## INSTRUCTIONS FOR THE TASK
Output all the entries word for word. Omit the pictures.

## INFORMATION PROVIDED
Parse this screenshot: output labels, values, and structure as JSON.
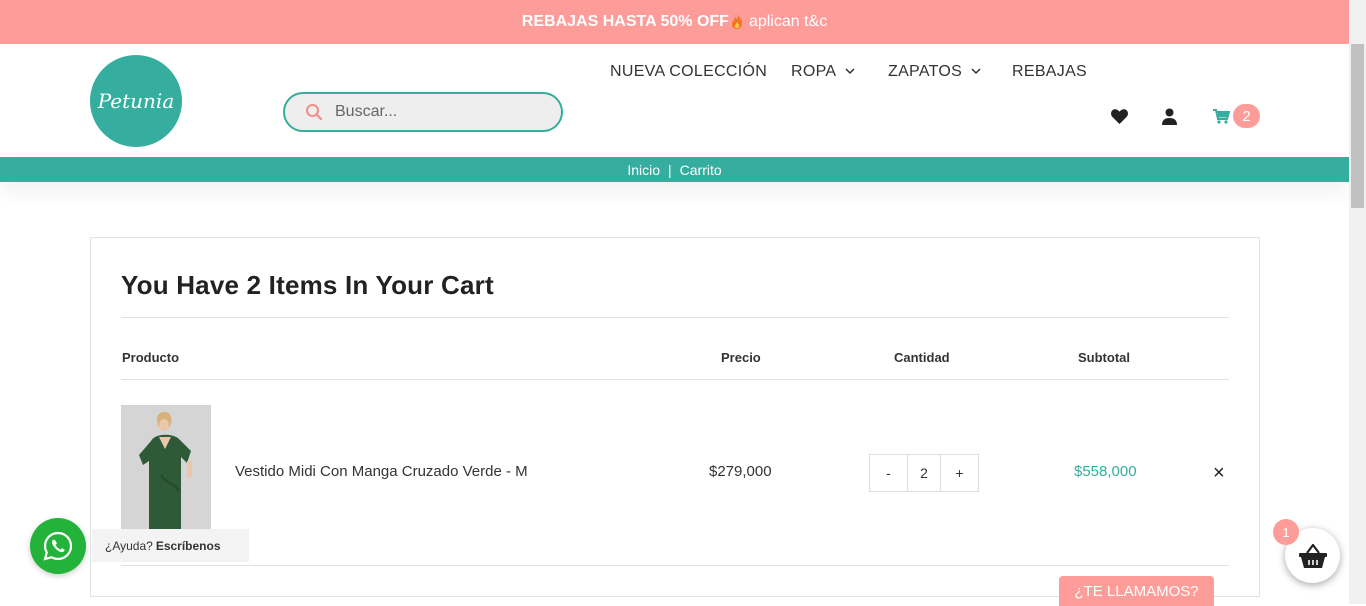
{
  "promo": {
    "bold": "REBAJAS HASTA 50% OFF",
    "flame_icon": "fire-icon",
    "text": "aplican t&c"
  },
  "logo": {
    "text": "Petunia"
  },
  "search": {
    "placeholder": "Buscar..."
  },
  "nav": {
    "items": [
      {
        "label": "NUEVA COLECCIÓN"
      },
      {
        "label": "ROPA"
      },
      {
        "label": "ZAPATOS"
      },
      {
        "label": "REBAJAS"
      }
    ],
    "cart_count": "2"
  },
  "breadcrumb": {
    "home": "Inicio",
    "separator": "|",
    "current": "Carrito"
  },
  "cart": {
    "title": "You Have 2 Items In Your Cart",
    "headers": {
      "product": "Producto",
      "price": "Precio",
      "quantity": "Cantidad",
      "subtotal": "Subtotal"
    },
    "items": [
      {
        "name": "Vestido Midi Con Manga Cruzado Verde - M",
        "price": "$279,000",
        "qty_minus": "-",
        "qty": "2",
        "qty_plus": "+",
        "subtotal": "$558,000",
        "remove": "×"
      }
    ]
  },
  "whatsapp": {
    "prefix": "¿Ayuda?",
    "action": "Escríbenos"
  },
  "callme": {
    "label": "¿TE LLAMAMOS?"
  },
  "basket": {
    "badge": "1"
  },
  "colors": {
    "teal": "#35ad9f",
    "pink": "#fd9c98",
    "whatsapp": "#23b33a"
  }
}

## WORKED SOLUTION
Parse this screenshot: output labels, values, and structure as JSON.
{
  "promo": {
    "bold": "REBAJAS HASTA 50% OFF",
    "flame_icon": "fire-icon",
    "text": "aplican t&c"
  },
  "logo": {
    "text": "Petunia"
  },
  "search": {
    "placeholder": "Buscar..."
  },
  "nav": {
    "items": [
      {
        "label": "NUEVA COLECCIÓN"
      },
      {
        "label": "ROPA"
      },
      {
        "label": "ZAPATOS"
      },
      {
        "label": "REBAJAS"
      }
    ],
    "cart_count": "2"
  },
  "breadcrumb": {
    "home": "Inicio",
    "separator": "|",
    "current": "Carrito"
  },
  "cart": {
    "title": "You Have 2 Items In Your Cart",
    "headers": {
      "product": "Producto",
      "price": "Precio",
      "quantity": "Cantidad",
      "subtotal": "Subtotal"
    },
    "items": [
      {
        "name": "Vestido Midi Con Manga Cruzado Verde - M",
        "price": "$279,000",
        "qty_minus": "-",
        "qty": "2",
        "qty_plus": "+",
        "subtotal": "$558,000",
        "remove": "×"
      }
    ]
  },
  "whatsapp": {
    "prefix": "¿Ayuda?",
    "action": "Escríbenos"
  },
  "callme": {
    "label": "¿TE LLAMAMOS?"
  },
  "basket": {
    "badge": "1"
  },
  "colors": {
    "teal": "#35ad9f",
    "pink": "#fd9c98",
    "whatsapp": "#23b33a"
  }
}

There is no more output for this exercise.